### EXERCISE GOAL
List every line below that contains the string "chevron", copying each such line in full.

(Element boundary records)
·····
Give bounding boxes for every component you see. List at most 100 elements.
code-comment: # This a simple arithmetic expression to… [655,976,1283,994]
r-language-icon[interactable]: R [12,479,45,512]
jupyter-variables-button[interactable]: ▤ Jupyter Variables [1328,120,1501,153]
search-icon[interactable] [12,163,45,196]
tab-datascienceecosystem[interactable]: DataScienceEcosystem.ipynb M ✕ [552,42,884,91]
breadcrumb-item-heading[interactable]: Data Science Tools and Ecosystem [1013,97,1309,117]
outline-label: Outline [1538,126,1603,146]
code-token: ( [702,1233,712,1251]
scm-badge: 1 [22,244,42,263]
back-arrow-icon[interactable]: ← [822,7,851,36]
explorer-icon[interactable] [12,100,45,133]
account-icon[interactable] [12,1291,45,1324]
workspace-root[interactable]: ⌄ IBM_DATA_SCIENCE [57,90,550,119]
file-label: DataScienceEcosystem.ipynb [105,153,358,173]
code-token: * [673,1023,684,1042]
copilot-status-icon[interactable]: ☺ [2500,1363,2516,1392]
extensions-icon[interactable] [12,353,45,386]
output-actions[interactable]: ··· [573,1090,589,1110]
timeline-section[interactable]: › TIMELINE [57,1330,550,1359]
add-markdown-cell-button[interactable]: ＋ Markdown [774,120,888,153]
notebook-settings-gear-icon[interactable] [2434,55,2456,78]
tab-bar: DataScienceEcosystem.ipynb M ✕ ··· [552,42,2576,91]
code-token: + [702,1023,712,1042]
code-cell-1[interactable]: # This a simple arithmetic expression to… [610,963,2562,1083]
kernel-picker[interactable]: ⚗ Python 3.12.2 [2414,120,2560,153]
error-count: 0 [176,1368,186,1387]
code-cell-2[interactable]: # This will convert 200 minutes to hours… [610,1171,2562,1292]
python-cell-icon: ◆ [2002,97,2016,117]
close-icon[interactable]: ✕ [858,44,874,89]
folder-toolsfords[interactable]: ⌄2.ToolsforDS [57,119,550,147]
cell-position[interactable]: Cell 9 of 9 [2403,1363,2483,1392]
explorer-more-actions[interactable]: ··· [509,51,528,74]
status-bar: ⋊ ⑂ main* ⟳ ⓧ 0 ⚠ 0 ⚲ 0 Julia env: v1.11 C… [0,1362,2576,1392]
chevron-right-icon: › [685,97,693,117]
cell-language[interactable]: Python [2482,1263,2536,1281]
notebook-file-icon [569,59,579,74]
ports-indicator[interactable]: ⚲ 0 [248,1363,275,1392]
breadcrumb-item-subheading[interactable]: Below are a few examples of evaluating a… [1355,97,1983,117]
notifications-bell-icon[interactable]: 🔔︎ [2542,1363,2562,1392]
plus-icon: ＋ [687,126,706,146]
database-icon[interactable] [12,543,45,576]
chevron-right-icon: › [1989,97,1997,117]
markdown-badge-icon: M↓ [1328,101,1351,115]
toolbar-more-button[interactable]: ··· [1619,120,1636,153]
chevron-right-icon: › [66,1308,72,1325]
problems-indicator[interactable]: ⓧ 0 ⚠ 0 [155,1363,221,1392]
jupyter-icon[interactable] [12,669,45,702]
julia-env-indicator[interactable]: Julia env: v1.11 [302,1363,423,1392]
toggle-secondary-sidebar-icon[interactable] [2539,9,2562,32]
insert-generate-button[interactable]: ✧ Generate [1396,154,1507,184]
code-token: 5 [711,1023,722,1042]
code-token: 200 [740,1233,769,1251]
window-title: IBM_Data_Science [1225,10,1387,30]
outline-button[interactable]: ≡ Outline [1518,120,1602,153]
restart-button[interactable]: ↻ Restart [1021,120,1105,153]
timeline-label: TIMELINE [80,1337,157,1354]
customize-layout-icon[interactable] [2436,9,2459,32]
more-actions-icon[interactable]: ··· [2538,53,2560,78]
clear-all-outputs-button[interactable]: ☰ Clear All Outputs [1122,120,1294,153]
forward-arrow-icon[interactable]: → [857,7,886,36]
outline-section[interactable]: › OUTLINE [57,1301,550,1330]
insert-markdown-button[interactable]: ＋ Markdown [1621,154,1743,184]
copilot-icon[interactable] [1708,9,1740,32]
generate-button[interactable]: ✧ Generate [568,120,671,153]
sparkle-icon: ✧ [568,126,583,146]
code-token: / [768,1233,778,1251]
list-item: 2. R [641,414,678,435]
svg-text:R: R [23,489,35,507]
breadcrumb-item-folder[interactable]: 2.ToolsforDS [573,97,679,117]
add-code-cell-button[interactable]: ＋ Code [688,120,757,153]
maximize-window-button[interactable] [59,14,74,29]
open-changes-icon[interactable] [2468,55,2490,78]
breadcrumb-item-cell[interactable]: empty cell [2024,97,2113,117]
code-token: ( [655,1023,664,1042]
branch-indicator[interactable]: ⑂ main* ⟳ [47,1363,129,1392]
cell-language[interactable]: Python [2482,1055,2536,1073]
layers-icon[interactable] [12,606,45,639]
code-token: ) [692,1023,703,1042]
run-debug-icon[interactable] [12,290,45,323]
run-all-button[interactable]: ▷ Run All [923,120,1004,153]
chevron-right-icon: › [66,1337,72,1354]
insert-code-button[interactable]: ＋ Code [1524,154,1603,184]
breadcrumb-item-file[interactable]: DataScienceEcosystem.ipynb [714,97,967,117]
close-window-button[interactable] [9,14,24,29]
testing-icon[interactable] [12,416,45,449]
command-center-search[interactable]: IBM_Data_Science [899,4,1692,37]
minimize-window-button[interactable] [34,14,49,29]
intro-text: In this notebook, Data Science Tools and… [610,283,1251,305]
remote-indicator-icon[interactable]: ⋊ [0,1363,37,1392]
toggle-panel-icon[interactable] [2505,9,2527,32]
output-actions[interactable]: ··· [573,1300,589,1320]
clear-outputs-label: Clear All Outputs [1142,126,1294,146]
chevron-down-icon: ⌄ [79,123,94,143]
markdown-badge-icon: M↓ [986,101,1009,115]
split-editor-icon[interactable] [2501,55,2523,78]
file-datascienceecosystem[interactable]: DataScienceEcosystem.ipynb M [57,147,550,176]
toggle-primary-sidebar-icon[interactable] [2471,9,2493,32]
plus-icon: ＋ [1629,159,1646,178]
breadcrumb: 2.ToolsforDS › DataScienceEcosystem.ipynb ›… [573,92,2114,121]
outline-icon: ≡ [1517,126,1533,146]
·····
### SOLVED EXERCISE
chevron-right-icon: › [685,97,693,117]
chevron-right-icon: › [1989,97,1997,117]
chevron-right-icon: › [66,1308,72,1325]
chevron-right-icon: › [66,1337,72,1354]
chevron-down-icon: ⌄ [79,123,94,143]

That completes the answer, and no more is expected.